** Begin Recorded information **
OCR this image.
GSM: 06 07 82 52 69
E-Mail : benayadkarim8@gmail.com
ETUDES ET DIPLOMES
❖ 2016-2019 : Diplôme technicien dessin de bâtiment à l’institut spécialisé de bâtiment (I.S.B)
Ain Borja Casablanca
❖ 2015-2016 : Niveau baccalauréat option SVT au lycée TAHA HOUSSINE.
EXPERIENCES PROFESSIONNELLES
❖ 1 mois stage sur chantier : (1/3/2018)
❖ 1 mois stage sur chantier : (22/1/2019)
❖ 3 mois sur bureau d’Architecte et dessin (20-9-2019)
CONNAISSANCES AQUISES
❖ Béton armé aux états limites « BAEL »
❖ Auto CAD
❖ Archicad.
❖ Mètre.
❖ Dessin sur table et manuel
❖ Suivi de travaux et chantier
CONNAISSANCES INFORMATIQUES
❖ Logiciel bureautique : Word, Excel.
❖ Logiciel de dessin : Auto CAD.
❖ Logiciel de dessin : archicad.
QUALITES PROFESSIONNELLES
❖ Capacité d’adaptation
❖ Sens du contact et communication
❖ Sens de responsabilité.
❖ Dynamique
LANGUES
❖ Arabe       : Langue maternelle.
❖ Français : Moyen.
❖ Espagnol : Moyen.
** End Recorded information **
Task directions:
Print the listing above in full, exactly as it is.

Task answer:
OCR this image.
GSM: 06 07 82 52 69
E-Mail : benayadkarim8@gmail.com
ETUDES ET DIPLOMES
❖ 2016-2019 : Diplôme technicien dessin de bâtiment à l’institut spécialisé de bâtiment (I.S.B)
Ain Borja Casablanca
❖ 2015-2016 : Niveau baccalauréat option SVT au lycée TAHA HOUSSINE.
EXPERIENCES PROFESSIONNELLES
❖ 1 mois stage sur chantier : (1/3/2018)
❖ 1 mois stage sur chantier : (22/1/2019)
❖ 3 mois sur bureau d’Architecte et dessin (20-9-2019)
CONNAISSANCES AQUISES
❖ Béton armé aux états limites « BAEL »
❖ Auto CAD
❖ Archicad.
❖ Mètre.
❖ Dessin sur table et manuel
❖ Suivi de travaux et chantier
CONNAISSANCES INFORMATIQUES
❖ Logiciel bureautique : Word, Excel.
❖ Logiciel de dessin : Auto CAD.
❖ Logiciel de dessin : archicad.
QUALITES PROFESSIONNELLES
❖ Capacité d’adaptation
❖ Sens du contact et communication
❖ Sens de responsabilité.
❖ Dynamique
LANGUES
❖ Arabe       : Langue maternelle.
❖ Français : Moyen.
❖ Espagnol : Moyen.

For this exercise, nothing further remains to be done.